**Kutipan Artikel**

_____

Alvin Tse, Mi gaib, dan tantangan Xiaomi di Indonesia
Sulit dimungkiri, Xiaomi bisa sukses melesat atau gagal menjadi pemimpin pasar karena satu faktor terpenting: dirinya sendiri.
Sore kemarin (21/11), di lantai dua William's Casual Dining, kawasan SCBD, Jakarta, Alvin Tse, Country Director Xiaomi Indonesia, diapit puluhan wartawan yang duduk dalam formasi meja melingkar, menjelaskan isu yang selama ini separuh tabu dibahas secara resmi oleh perusahaannya di Indonesia: Mi gaib. Di luar ruangan, langit Jakarta sedang mendung dan akhirnya hujan. Hari yang murung. Satu per satu dari kami yang sudah menunggu setengah jam lebih dari jadwal undangan, mencoba menghangatkan diri dengan kopi, teh, dan kudapan.

_____

**Data Tersedia**
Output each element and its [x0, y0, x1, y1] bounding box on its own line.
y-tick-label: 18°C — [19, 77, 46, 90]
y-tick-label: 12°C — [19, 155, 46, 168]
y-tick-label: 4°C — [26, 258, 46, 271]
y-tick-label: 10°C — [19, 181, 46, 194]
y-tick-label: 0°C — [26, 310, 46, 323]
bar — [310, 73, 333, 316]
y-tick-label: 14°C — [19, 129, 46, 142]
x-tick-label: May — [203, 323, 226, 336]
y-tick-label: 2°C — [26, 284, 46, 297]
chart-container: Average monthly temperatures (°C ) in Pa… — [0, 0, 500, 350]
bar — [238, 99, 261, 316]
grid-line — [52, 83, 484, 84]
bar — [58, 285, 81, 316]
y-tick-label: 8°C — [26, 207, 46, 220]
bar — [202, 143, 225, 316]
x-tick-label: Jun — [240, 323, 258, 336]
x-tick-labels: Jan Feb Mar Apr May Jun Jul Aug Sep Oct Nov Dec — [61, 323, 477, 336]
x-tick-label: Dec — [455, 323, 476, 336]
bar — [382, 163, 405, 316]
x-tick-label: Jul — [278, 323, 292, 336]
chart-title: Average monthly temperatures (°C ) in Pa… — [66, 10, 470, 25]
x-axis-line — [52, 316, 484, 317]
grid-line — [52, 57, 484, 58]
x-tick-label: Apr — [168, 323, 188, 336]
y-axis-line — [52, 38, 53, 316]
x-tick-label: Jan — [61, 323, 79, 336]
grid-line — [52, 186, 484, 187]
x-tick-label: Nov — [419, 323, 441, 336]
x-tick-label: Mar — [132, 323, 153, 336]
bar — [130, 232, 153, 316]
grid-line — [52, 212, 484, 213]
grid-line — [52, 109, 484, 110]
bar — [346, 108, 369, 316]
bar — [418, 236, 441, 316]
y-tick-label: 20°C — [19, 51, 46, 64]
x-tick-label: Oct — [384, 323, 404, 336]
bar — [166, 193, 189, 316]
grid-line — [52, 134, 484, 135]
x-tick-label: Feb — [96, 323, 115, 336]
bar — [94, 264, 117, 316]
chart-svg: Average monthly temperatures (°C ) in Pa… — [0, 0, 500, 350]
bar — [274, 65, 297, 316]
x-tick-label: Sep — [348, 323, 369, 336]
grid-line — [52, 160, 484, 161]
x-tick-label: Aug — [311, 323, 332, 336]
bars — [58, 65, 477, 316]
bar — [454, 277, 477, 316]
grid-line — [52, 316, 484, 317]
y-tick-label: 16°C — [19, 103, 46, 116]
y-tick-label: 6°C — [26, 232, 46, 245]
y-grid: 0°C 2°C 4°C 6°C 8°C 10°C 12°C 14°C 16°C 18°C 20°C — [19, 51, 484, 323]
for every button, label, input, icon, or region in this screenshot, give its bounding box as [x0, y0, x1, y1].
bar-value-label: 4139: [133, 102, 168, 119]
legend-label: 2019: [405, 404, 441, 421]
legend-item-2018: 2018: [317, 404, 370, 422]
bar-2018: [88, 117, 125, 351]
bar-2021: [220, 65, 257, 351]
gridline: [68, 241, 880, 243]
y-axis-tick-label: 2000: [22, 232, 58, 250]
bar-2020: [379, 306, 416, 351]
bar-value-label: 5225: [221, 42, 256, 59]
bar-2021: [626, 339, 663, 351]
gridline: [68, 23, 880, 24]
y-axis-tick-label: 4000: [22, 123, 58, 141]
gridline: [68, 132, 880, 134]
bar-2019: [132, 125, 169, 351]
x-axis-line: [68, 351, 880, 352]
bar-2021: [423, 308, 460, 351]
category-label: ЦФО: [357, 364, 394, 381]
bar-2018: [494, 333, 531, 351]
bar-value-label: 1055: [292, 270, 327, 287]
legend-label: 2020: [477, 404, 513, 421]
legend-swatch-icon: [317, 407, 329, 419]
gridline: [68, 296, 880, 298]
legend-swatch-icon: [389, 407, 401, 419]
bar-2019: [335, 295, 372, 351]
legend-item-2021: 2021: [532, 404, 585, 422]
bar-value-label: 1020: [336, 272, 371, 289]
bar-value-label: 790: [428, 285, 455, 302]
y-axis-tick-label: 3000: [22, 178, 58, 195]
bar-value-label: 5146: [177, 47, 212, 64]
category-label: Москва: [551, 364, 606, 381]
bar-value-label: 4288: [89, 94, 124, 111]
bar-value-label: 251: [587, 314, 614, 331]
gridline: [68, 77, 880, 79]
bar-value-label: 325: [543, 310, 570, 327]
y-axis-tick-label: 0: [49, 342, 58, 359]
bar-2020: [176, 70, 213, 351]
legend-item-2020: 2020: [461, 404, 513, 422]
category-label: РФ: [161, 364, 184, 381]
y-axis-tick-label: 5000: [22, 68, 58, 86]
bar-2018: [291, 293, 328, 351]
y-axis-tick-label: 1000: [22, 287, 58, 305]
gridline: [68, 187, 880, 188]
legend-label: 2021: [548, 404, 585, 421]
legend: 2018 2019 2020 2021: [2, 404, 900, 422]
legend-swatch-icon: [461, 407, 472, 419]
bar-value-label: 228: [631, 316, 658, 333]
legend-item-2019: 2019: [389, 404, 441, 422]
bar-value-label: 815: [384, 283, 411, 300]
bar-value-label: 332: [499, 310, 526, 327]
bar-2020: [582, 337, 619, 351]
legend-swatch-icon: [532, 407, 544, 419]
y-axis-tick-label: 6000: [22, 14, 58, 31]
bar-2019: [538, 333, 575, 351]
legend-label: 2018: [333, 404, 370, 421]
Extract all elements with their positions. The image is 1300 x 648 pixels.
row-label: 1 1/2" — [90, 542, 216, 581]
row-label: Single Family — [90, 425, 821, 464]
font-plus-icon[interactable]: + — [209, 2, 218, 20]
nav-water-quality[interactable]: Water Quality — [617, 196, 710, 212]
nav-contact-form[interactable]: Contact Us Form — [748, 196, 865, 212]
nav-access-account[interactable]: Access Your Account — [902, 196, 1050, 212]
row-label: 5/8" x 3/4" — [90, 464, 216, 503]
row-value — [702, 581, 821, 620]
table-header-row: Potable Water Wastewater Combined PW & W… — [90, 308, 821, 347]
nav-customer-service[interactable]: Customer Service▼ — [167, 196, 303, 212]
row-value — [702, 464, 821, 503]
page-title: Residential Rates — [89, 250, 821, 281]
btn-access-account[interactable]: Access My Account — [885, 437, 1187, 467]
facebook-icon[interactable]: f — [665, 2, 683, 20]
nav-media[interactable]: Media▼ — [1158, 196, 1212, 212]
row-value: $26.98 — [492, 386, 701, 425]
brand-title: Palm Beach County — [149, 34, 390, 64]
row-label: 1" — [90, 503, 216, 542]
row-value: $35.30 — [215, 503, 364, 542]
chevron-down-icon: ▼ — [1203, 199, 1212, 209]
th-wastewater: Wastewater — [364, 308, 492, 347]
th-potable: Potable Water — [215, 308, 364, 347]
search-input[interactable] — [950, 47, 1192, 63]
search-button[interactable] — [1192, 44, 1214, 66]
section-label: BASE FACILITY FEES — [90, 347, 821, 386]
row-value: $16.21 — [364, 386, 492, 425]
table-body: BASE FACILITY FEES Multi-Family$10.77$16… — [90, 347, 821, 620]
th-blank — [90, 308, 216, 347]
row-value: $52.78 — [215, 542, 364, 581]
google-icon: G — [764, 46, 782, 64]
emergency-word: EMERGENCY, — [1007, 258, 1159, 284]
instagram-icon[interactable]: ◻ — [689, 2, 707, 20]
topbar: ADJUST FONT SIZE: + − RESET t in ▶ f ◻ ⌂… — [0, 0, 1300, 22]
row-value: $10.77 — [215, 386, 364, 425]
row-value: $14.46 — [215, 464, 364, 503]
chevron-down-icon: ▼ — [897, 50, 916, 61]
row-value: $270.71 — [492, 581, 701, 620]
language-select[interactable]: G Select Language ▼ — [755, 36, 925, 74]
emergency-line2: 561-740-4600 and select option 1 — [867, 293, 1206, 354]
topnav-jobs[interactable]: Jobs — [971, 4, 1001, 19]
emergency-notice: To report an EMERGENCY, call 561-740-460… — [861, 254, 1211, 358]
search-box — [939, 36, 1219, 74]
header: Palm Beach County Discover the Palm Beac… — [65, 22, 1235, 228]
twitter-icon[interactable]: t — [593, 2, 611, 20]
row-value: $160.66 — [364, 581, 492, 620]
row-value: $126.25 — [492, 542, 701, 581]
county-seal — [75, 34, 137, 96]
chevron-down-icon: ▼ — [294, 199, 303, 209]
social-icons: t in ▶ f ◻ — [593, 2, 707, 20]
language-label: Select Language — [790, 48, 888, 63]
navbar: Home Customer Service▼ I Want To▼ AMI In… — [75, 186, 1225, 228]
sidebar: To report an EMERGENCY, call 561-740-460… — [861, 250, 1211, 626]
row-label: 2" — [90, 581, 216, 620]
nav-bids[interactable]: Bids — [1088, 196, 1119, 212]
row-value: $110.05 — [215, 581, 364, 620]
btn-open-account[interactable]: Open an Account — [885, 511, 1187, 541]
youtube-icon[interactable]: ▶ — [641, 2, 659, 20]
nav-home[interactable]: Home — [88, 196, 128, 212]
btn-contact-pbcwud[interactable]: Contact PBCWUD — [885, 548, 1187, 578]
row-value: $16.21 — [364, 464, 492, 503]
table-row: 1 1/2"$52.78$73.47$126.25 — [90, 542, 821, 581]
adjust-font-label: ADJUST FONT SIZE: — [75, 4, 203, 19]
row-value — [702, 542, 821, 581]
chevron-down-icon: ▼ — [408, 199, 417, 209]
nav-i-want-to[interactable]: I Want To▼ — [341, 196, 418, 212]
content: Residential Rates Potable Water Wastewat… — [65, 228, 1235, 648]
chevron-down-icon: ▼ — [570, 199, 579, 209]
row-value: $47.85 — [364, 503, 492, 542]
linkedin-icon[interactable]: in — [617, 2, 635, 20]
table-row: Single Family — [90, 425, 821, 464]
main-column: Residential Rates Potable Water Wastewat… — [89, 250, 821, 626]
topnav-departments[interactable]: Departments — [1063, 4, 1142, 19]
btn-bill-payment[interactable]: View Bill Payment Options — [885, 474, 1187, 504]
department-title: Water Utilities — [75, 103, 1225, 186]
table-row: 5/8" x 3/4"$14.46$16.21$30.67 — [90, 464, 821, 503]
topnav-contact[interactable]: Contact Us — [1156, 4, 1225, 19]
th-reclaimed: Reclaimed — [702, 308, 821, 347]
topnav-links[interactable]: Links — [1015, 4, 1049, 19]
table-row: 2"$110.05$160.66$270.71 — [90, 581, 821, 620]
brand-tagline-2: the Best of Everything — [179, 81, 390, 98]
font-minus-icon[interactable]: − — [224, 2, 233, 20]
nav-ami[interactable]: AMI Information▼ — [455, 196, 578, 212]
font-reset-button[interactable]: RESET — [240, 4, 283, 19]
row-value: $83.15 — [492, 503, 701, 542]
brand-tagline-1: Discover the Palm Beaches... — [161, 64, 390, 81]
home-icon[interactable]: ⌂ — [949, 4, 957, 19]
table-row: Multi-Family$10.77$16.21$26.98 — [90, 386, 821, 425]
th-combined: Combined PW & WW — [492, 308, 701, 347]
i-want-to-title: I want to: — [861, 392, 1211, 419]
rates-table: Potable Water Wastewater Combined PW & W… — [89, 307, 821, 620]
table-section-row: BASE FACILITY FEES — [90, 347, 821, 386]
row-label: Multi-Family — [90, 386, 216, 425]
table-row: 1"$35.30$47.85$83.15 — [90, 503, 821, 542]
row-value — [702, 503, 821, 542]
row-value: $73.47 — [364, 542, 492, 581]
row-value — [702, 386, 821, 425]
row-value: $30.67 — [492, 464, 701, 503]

_____

**Soal yang Dikerjakan**
A. Tolong ringkas paragraf artikel yang diawali "Sore kemarin (21/11)" menjadi daftar poin yang memuat fakta-fakta utamanya.
B. Sajikan baris-baris data, mulai dari baris pertama data dan berakhir pada baris yang memuat "x-tick-label: Jul — [278, 323, 292, 336]", sebagai tabel Markdown dengan kolom No. dan Teks, tanpa baris kosong.

**Hasil Jawaban**
A.
- Sore kemarin (21/11), di lantai dua William's Casual Dining, kawasan SCBD, Jakarta, Alvin Tse, Country Director Xiaomi Indonesia, menjelaskan isu Mi gaib kepada puluhan wartawan yang duduk melingkar.
- Isu ini selama ini separuh tabu dibahas secara resmi oleh Xiaomi di Indonesia.
- Di luar ruangan, langit Jakarta mendung lalu hujan.
- Para wartawan, yang sudah menunggu lebih dari setengah jam dari jadwal undangan, menghangatkan diri dengan kopi, teh, dan kudapan.

B.
| No. | Teks |
|---|---|
| 1 | Output each element and its [x0, y0, x1, y1] bounding box on its own line. |
| 2 | y-tick-label: 18°C — [19, 77, 46, 90] |
| 3 | y-tick-label: 12°C — [19, 155, 46, 168] |
| 4 | y-tick-label: 4°C — [26, 258, 46, 271] |
| 5 | y-tick-label: 10°C — [19, 181, 46, 194] |
| 6 | y-tick-label: 0°C — [26, 310, 46, 323] |
| 7 | bar — [310, 73, 333, 316] |
| 8 | y-tick-label: 14°C — [19, 129, 46, 142] |
| 9 | x-tick-label: May — [203, 323, 226, 336] |
| 10 | y-tick-label: 2°C — [26, 284, 46, 297] |
| 11 | chart-container: Average monthly temperatures (°C ) in Pa… — [0, 0, 500, 350] |
| 12 | bar — [238, 99, 261, 316] |
| 13 | grid-line — [52, 83, 484, 84] |
| 14 | bar — [58, 285, 81, 316] |
| 15 | y-tick-label: 8°C — [26, 207, 46, 220] |
| 16 | bar — [202, 143, 225, 316] |
| 17 | x-tick-label: Jun — [240, 323, 258, 336] |
| 18 | x-tick-labels: Jan Feb Mar Apr May Jun Jul Aug Sep Oct Nov Dec — [61, 323, 477, 336] |
| 19 | x-tick-label: Dec — [455, 323, 476, 336] |
| 20 | bar — [382, 163, 405, 316] |
| 21 | x-tick-label: Jul — [278, 323, 292, 336] |